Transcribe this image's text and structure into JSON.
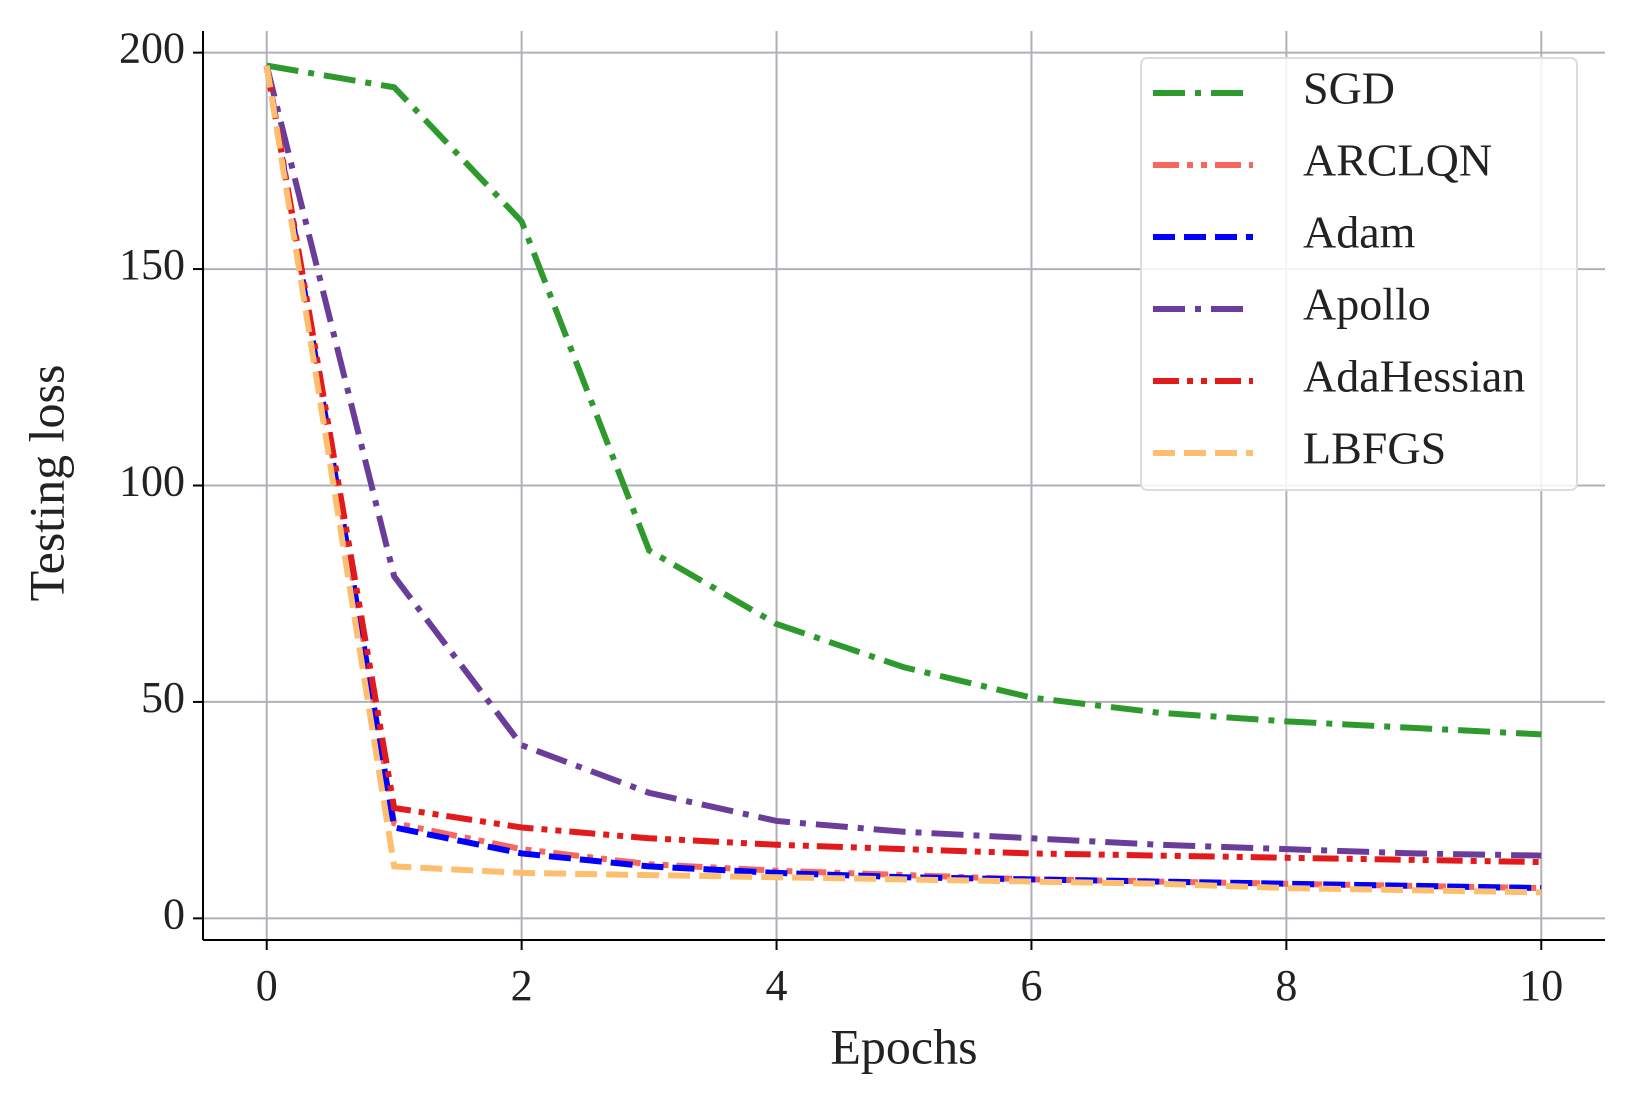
{
  "chart_data": {
    "type": "line",
    "x_label": "Epochs",
    "y_label": "Testing loss",
    "x": [
      0,
      1,
      2,
      3,
      4,
      5,
      6,
      7,
      8,
      9,
      10
    ],
    "xlim": [
      -0.5,
      10.5
    ],
    "xticks": [
      0,
      2,
      4,
      6,
      8,
      10
    ],
    "ylim": [
      -5,
      205
    ],
    "yticks": [
      0,
      50,
      100,
      150,
      200
    ],
    "grid": true,
    "legend": "upper right",
    "series": [
      {
        "name": "SGD",
        "color": "#2e9a2e",
        "linestyle": "dashdot",
        "values": [
          197,
          192,
          161,
          85,
          68,
          58,
          51,
          47.5,
          45.5,
          44,
          42.5
        ]
      },
      {
        "name": "ARCLQN",
        "color": "#f8665e",
        "linestyle": "dashdotdot",
        "values": [
          197,
          22,
          16,
          12.5,
          11,
          10,
          9,
          8.5,
          8,
          7.5,
          7
        ]
      },
      {
        "name": "Adam",
        "color": "#0000ff",
        "linestyle": "dashed",
        "values": [
          197,
          21,
          15,
          12,
          10.5,
          9.5,
          9,
          8.5,
          8,
          7.5,
          7
        ]
      },
      {
        "name": "Apollo",
        "color": "#6a3d9a",
        "linestyle": "dashdot",
        "values": [
          197,
          79,
          40,
          29,
          22.5,
          20,
          18.5,
          17,
          16,
          15,
          14.5
        ]
      },
      {
        "name": "AdaHessian",
        "color": "#e31a1c",
        "linestyle": "dashdotdot",
        "values": [
          197,
          25.5,
          21,
          18.5,
          17,
          16,
          15,
          14.5,
          14,
          13.5,
          13
        ]
      },
      {
        "name": "LBFGS",
        "color": "#fdbf6f",
        "linestyle": "dashed",
        "values": [
          197,
          12,
          10.5,
          10,
          9.5,
          9,
          8.5,
          8,
          7,
          6.5,
          6
        ]
      }
    ]
  }
}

TASK BRIEF -> Scan the material above. Copy each line where "color" occurs.

SOLUTION TO THE PROBLEM ->
        "color": "#2e9a2e",
        "color": "#f8665e",
        "color": "#0000ff",
        "color": "#6a3d9a",
        "color": "#e31a1c",
        "color": "#fdbf6f",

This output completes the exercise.